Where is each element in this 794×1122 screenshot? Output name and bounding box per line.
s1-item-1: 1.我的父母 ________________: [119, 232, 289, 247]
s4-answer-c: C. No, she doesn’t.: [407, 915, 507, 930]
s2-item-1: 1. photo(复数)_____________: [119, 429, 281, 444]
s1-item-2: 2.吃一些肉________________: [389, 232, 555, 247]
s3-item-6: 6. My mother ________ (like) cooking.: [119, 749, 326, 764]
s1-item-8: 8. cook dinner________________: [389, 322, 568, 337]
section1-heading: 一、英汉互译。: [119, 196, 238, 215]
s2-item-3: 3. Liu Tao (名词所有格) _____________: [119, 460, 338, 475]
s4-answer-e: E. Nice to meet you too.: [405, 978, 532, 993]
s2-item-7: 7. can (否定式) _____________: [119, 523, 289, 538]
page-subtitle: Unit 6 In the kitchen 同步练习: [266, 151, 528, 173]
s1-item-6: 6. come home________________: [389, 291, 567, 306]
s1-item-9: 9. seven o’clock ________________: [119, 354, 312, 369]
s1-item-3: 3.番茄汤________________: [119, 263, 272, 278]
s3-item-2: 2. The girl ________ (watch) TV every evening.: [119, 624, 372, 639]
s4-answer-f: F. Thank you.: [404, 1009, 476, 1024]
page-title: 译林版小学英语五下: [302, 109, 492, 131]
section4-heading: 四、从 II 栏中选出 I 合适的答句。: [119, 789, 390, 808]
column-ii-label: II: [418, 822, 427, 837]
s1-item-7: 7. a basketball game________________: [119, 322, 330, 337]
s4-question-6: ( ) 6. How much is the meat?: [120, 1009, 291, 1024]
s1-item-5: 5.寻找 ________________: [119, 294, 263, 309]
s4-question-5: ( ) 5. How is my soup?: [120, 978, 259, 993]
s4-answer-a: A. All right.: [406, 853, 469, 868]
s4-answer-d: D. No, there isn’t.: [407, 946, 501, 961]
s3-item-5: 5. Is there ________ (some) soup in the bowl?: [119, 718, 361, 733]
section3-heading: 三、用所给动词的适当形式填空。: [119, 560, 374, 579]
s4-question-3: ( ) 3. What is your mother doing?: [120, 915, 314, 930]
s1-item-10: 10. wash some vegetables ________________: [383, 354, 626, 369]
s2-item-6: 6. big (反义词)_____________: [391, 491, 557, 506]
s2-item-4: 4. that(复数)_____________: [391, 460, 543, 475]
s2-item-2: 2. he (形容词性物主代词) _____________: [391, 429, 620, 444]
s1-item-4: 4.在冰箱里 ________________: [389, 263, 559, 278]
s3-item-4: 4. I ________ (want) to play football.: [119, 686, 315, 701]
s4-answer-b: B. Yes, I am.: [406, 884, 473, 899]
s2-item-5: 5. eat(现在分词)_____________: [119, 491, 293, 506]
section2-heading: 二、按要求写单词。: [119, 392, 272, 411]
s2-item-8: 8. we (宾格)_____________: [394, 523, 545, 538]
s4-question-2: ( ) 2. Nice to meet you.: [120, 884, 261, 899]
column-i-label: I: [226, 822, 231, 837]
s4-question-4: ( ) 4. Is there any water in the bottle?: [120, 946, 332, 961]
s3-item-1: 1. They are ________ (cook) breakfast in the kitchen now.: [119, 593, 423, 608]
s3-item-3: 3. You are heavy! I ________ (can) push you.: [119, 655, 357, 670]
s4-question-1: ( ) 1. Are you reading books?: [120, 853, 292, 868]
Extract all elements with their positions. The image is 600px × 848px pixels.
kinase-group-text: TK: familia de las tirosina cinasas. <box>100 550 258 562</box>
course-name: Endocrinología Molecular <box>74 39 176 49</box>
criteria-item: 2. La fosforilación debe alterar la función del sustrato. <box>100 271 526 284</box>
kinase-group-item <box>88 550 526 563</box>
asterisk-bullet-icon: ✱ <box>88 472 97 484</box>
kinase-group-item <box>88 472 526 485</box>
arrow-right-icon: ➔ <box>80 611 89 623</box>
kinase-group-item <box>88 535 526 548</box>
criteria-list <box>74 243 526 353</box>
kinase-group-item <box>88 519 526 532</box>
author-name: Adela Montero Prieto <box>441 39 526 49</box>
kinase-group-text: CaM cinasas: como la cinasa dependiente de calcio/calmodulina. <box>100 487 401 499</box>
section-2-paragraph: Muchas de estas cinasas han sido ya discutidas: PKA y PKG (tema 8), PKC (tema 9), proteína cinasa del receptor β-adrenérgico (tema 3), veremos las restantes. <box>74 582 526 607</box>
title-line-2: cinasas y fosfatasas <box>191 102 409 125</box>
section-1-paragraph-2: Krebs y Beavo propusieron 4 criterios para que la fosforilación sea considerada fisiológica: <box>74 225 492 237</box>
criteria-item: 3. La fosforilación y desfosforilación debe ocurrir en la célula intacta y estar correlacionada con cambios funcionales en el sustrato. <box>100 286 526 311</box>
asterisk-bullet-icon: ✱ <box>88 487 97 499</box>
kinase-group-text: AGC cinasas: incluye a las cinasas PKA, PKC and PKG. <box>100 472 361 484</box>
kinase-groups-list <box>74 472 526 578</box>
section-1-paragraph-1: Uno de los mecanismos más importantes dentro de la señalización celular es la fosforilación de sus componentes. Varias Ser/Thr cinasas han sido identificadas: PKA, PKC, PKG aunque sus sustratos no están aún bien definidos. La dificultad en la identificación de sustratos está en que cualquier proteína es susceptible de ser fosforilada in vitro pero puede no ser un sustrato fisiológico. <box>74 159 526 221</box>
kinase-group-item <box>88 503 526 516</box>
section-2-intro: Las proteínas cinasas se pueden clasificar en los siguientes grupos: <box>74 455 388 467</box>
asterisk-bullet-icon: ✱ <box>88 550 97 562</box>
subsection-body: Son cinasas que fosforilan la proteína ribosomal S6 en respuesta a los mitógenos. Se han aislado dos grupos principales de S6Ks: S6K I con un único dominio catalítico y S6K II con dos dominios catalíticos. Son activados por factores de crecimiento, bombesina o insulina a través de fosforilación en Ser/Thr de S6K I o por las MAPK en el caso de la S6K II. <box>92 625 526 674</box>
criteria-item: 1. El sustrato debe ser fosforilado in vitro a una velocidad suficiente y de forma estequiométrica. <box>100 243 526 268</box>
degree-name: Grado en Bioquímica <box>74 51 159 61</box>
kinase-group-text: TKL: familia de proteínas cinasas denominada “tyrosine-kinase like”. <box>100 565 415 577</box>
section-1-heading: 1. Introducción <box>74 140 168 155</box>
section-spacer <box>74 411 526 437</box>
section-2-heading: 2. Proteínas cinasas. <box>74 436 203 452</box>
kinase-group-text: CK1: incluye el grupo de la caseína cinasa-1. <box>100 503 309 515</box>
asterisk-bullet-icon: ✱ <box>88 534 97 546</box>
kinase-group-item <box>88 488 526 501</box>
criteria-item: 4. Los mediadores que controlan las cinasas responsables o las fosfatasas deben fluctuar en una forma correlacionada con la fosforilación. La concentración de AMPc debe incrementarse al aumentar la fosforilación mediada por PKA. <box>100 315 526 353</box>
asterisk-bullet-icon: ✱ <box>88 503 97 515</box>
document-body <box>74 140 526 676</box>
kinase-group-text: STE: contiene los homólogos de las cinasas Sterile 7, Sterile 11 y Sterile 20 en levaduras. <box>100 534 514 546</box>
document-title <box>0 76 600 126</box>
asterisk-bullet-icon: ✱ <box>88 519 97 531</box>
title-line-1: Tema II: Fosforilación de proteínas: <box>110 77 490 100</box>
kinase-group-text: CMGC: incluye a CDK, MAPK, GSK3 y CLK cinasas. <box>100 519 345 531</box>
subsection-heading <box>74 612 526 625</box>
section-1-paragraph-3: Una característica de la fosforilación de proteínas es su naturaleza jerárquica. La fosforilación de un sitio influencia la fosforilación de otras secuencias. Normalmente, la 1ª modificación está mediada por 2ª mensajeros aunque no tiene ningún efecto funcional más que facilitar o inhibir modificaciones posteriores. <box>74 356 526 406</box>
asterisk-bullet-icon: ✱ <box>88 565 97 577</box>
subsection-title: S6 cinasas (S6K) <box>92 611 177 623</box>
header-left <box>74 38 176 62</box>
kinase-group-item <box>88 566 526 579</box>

★ ★ ★ ★ ★

Exercise instructions: Rewrite the rows from the start through the line containing "section1-heading: 一、英汉互译。: [119, 196, 238, 215]" as a Markdown table with two columns, No. and Entry, giving each line's sequence number and its text and omitting any blank lines.

Result of this exercise:
| No. | Entry |
|---|---|
| 1 | Where is each element in this 794×1122 screenshot? Output name and bounding box per line. |
| 2 | s1-item-1: 1.我的父母 ________________: [119, 232, 289, 247] |
| 3 | s4-answer-c: C. No, she doesn’t.: [407, 915, 507, 930] |
| 4 | s2-item-1: 1. photo(复数)_____________: [119, 429, 281, 444] |
| 5 | s1-item-2: 2.吃一些肉________________: [389, 232, 555, 247] |
| 6 | s3-item-6: 6. My mother ________ (like) cooking.: [119, 749, 326, 764] |
| 7 | s1-item-8: 8. cook dinner________________: [389, 322, 568, 337] |
| 8 | section1-heading: 一、英汉互译。: [119, 196, 238, 215] |